» Given exercise
Leave out the pictures and transcribe the rest of the records exactly.

* start Information provided *

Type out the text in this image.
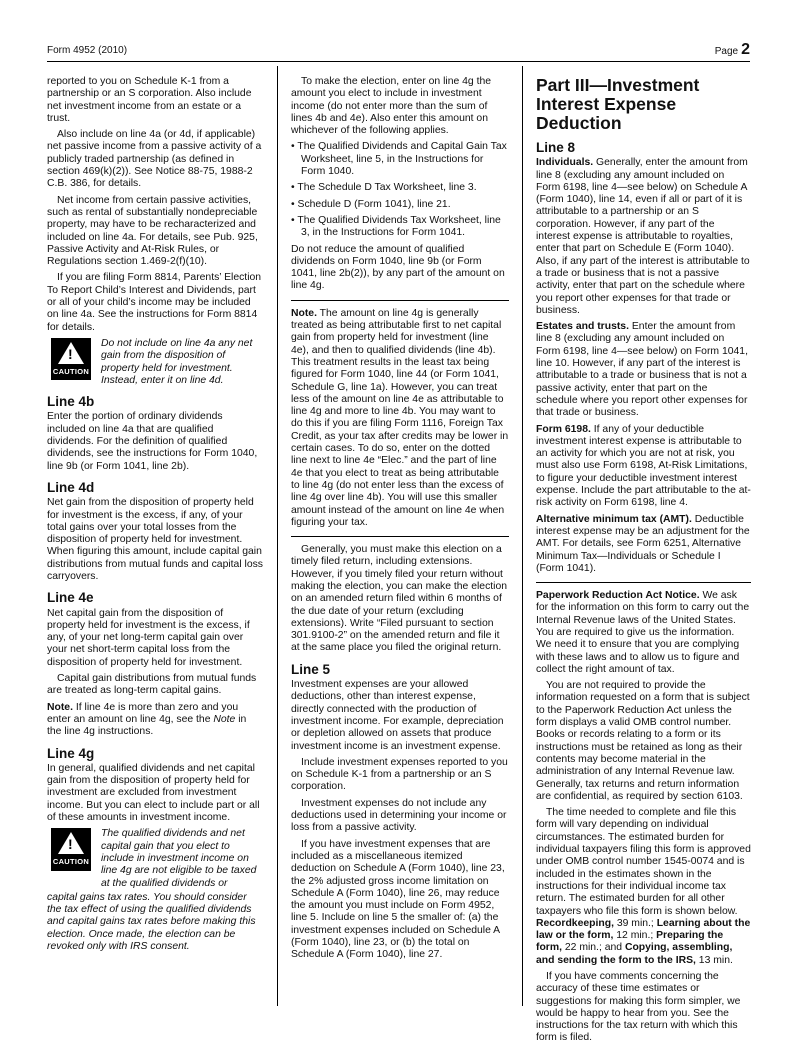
Form 4952 (2010)	Page 2

reported to you on Schedule K-1 from a partnership or an S corporation. Also include net investment income from an estate or a trust.

Also include on line 4a (or 4d, if applicable) net passive income from a passive activity of a publicly traded partnership (as defined in section 469(k)(2)). See Notice 88-75, 1988-2 C.B. 386, for details.

Net income from certain passive activities, such as rental of substantially nondepreciable property, may have to be recharacterized and included on line 4a. For details, see Pub. 925, Passive Activity and At-Risk Rules, or Regulations section 1.469-2(f)(10).

If you are filing Form 8814, Parents’ Election To Report Child’s Interest and Dividends, part or all of your child’s income may be included on line 4a. See the instructions for Form 8814 for details.

!
CAUTION
Do not include on line 4a any net gain from the disposition of property held for investment. Instead, enter it on line 4d.
Line 4b

Enter the portion of ordinary dividends included on line 4a that are qualified dividends. For the definition of qualified dividends, see the instructions for Form 1040, line 9b (or Form 1041, line 2b).

Line 4d

Net gain from the disposition of property held for investment is the excess, if any, of your total gains over your total losses from the disposition of property held for investment. When figuring this amount, include capital gain distributions from mutual funds and capital loss carryovers.

Line 4e

Net capital gain from the disposition of property held for investment is the excess, if any, of your net long-term capital gain over your net short-term capital loss from the disposition of property held for investment.

Capital gain distributions from mutual funds are treated as long-term capital gains.

Note. If line 4e is more than zero and you enter an amount on line 4g, see the Note in the line 4g instructions.

Line 4g

In general, qualified dividends and net capital gain from the disposition of property held for investment are excluded from investment income. But you can elect to include part or all of these amounts in investment income.

!
CAUTION
The qualified dividends and net capital gain that you elect to include in investment income on line 4g are not eligible to be taxed at the qualified dividends or

capital gains tax rates. You should consider the tax effect of using the qualified dividends and capital gains tax rates before making this election. Once made, the election can be revoked only with IRS consent.

To make the election, enter on line 4g the amount you elect to include in investment income (do not enter more than the sum of lines 4b and 4e). Also enter this amount on whichever of the following applies.

• The Qualified Dividends and Capital Gain Tax Worksheet, line 5, in the Instructions for Form 1040.
• The Schedule D Tax Worksheet, line 3.
• Schedule D (Form 1041), line 21.
• The Qualified Dividends Tax Worksheet, line 3, in the Instructions for Form 1041.

Do not reduce the amount of qualified dividends on Form 1040, line 9b (or Form 1041, line 2b(2)), by any part of the amount on line 4g.

Note. The amount on line 4g is generally treated as being attributable first to net capital gain from property held for investment (line 4e), and then to qualified dividends (line 4b). This treatment results in the least tax being figured for Form 1040, line 44 (or Form 1041, Schedule G, line 1a). However, you can treat less of the amount on line 4e as attributable to line 4g and more to line 4b. You may want to do this if you are filing Form 1116, Foreign Tax Credit, as your tax after credits may be lower in certain cases. To do so, enter on the dotted line next to line 4e “Elec.” and the part of line 4e that you elect to treat as being attributable to line 4g (do not enter less than the excess of line 4g over line 4b). You will use this smaller amount instead of the amount on line 4e when figuring your tax.

Generally, you must make this election on a timely filed return, including extensions. However, if you timely filed your return without making the election, you can make the election on an amended return filed within 6 months of the due date of your return (excluding extensions). Write “Filed pursuant to section 301.9100-2” on the amended return and file it at the same place you filed the original return.

Line 5

Investment expenses are your allowed deductions, other than interest expense, directly connected with the production of investment income. For example, depreciation or depletion allowed on assets that produce investment income is an investment expense.

Include investment expenses reported to you on Schedule K-1 from a partnership or an S corporation.

Investment expenses do not include any deductions used in determining your income or loss from a passive activity.

If you have investment expenses that are included as a miscellaneous itemized deduction on Schedule A (Form 1040), line 23, the 2% adjusted gross income limitation on Schedule A (Form 1040), line 26, may reduce the amount you must include on Form 4952, line 5. Include on line 5 the smaller of: (a) the investment expenses included on Schedule A (Form 1040), line 23, or (b) the total on Schedule A (Form 1040), line 27.

Part III—Investment Interest Expense Deduction
Line 8

Individuals. Generally, enter the amount from line 8 (excluding any amount included on Form 6198, line 4—see below) on Schedule A (Form 1040), line 14, even if all or part of it is attributable to a partnership or an S corporation. However, if any part of the interest expense is attributable to royalties, enter that part on Schedule E (Form 1040). Also, if any part of the interest is attributable to a trade or business that is not a passive activity, enter that part on the schedule where you report other expenses for that trade or business.

Estates and trusts. Enter the amount from line 8 (excluding any amount included on Form 6198, line 4—see below) on Form 1041, line 10. However, if any part of the interest is attributable to a trade or business that is not a passive activity, enter that part on the schedule where you report other expenses for that trade or business.

Form 6198. If any of your deductible investment interest expense is attributable to an activity for which you are not at risk, you must also use Form 6198, At-Risk Limitations, to figure your deductible investment interest expense. Include the part attributable to the at-risk activity on Form 6198, line 4.

Alternative minimum tax (AMT). Deductible interest expense may be an adjustment for the AMT. For details, see Form 6251, Alternative Minimum Tax—Individuals or Schedule I (Form 1041).

Paperwork Reduction Act Notice. We ask for the information on this form to carry out the Internal Revenue laws of the United States. You are required to give us the information. We need it to ensure that you are complying with these laws and to allow us to figure and collect the right amount of tax.

You are not required to provide the information requested on a form that is subject to the Paperwork Reduction Act unless the form displays a valid OMB control number. Books or records relating to a form or its instructions must be retained as long as their contents may become material in the administration of any Internal Revenue law. Generally, tax returns and return information are confidential, as required by section 6103.

The time needed to complete and file this form will vary depending on individual circumstances. The estimated burden for individual taxpayers filing this form is approved under OMB control number 1545-0074 and is included in the estimates shown in the instructions for their individual income tax return. The estimated burden for all other taxpayers who file this form is shown below. Recordkeeping, 39 min.; Learning about the law or the form, 12 min.; Preparing the form, 22 min.; and Copying, assembling, and sending the form to the IRS, 13 min.

If you have comments concerning the accuracy of these time estimates or suggestions for making this form simpler, we would be happy to hear from you. See the instructions for the tax return with which this form is filed.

* end Information provided *

» The result
Type out the text in this image.
Form 4952 (2010)	Page 2

reported to you on Schedule K-1 from a partnership or an S corporation. Also include net investment income from an estate or a trust.

Also include on line 4a (or 4d, if applicable) net passive income from a passive activity of a publicly traded partnership (as defined in section 469(k)(2)). See Notice 88-75, 1988-2 C.B. 386, for details.

Net income from certain passive activities, such as rental of substantially nondepreciable property, may have to be recharacterized and included on line 4a. For details, see Pub. 925, Passive Activity and At-Risk Rules, or Regulations section 1.469-2(f)(10).

If you are filing Form 8814, Parents’ Election To Report Child’s Interest and Dividends, part or all of your child’s income may be included on line 4a. See the instructions for Form 8814 for details.

!
CAUTION
Do not include on line 4a any net gain from the disposition of property held for investment. Instead, enter it on line 4d.
Line 4b

Enter the portion of ordinary dividends included on line 4a that are qualified dividends. For the definition of qualified dividends, see the instructions for Form 1040, line 9b (or Form 1041, line 2b).

Line 4d

Net gain from the disposition of property held for investment is the excess, if any, of your total gains over your total losses from the disposition of property held for investment. When figuring this amount, include capital gain distributions from mutual funds and capital loss carryovers.

Line 4e

Net capital gain from the disposition of property held for investment is the excess, if any, of your net long-term capital gain over your net short-term capital loss from the disposition of property held for investment.

Capital gain distributions from mutual funds are treated as long-term capital gains.

Note. If line 4e is more than zero and you enter an amount on line 4g, see the Note in the line 4g instructions.

Line 4g

In general, qualified dividends and net capital gain from the disposition of property held for investment are excluded from investment income. But you can elect to include part or all of these amounts in investment income.

!
CAUTION
The qualified dividends and net capital gain that you elect to include in investment income on line 4g are not eligible to be taxed at the qualified dividends or

capital gains tax rates. You should consider the tax effect of using the qualified dividends and capital gains tax rates before making this election. Once made, the election can be revoked only with IRS consent.

To make the election, enter on line 4g the amount you elect to include in investment income (do not enter more than the sum of lines 4b and 4e). Also enter this amount on whichever of the following applies.

• The Qualified Dividends and Capital Gain Tax Worksheet, line 5, in the Instructions for Form 1040.
• The Schedule D Tax Worksheet, line 3.
• Schedule D (Form 1041), line 21.
• The Qualified Dividends Tax Worksheet, line 3, in the Instructions for Form 1041.

Do not reduce the amount of qualified dividends on Form 1040, line 9b (or Form 1041, line 2b(2)), by any part of the amount on line 4g.

Note. The amount on line 4g is generally treated as being attributable first to net capital gain from property held for investment (line 4e), and then to qualified dividends (line 4b). This treatment results in the least tax being figured for Form 1040, line 44 (or Form 1041, Schedule G, line 1a). However, you can treat less of the amount on line 4e as attributable to line 4g and more to line 4b. You may want to do this if you are filing Form 1116, Foreign Tax Credit, as your tax after credits may be lower in certain cases. To do so, enter on the dotted line next to line 4e “Elec.” and the part of line 4e that you elect to treat as being attributable to line 4g (do not enter less than the excess of line 4g over line 4b). You will use this smaller amount instead of the amount on line 4e when figuring your tax.

Generally, you must make this election on a timely filed return, including extensions. However, if you timely filed your return without making the election, you can make the election on an amended return filed within 6 months of the due date of your return (excluding extensions). Write “Filed pursuant to section 301.9100-2” on the amended return and file it at the same place you filed the original return.

Line 5

Investment expenses are your allowed deductions, other than interest expense, directly connected with the production of investment income. For example, depreciation or depletion allowed on assets that produce investment income is an investment expense.

Include investment expenses reported to you on Schedule K-1 from a partnership or an S corporation.

Investment expenses do not include any deductions used in determining your income or loss from a passive activity.

If you have investment expenses that are included as a miscellaneous itemized deduction on Schedule A (Form 1040), line 23, the 2% adjusted gross income limitation on Schedule A (Form 1040), line 26, may reduce the amount you must include on Form 4952, line 5. Include on line 5 the smaller of: (a) the investment expenses included on Schedule A (Form 1040), line 23, or (b) the total on Schedule A (Form 1040), line 27.

Part III—Investment Interest Expense Deduction
Line 8

Individuals. Generally, enter the amount from line 8 (excluding any amount included on Form 6198, line 4—see below) on Schedule A (Form 1040), line 14, even if all or part of it is attributable to a partnership or an S corporation. However, if any part of the interest expense is attributable to royalties, enter that part on Schedule E (Form 1040). Also, if any part of the interest is attributable to a trade or business that is not a passive activity, enter that part on the schedule where you report other expenses for that trade or business.

Estates and trusts. Enter the amount from line 8 (excluding any amount included on Form 6198, line 4—see below) on Form 1041, line 10. However, if any part of the interest is attributable to a trade or business that is not a passive activity, enter that part on the schedule where you report other expenses for that trade or business.

Form 6198. If any of your deductible investment interest expense is attributable to an activity for which you are not at risk, you must also use Form 6198, At-Risk Limitations, to figure your deductible investment interest expense. Include the part attributable to the at-risk activity on Form 6198, line 4.

Alternative minimum tax (AMT). Deductible interest expense may be an adjustment for the AMT. For details, see Form 6251, Alternative Minimum Tax—Individuals or Schedule I (Form 1041).

Paperwork Reduction Act Notice. We ask for the information on this form to carry out the Internal Revenue laws of the United States. You are required to give us the information. We need it to ensure that you are complying with these laws and to allow us to figure and collect the right amount of tax.

You are not required to provide the information requested on a form that is subject to the Paperwork Reduction Act unless the form displays a valid OMB control number. Books or records relating to a form or its instructions must be retained as long as their contents may become material in the administration of any Internal Revenue law. Generally, tax returns and return information are confidential, as required by section 6103.

The time needed to complete and file this form will vary depending on individual circumstances. The estimated burden for individual taxpayers filing this form is approved under OMB control number 1545-0074 and is included in the estimates shown in the instructions for their individual income tax return. The estimated burden for all other taxpayers who file this form is shown below. Recordkeeping, 39 min.; Learning about the law or the form, 12 min.; Preparing the form, 22 min.; and Copying, assembling, and sending the form to the IRS, 13 min.

If you have comments concerning the accuracy of these time estimates or suggestions for making this form simpler, we would be happy to hear from you. See the instructions for the tax return with which this form is filed.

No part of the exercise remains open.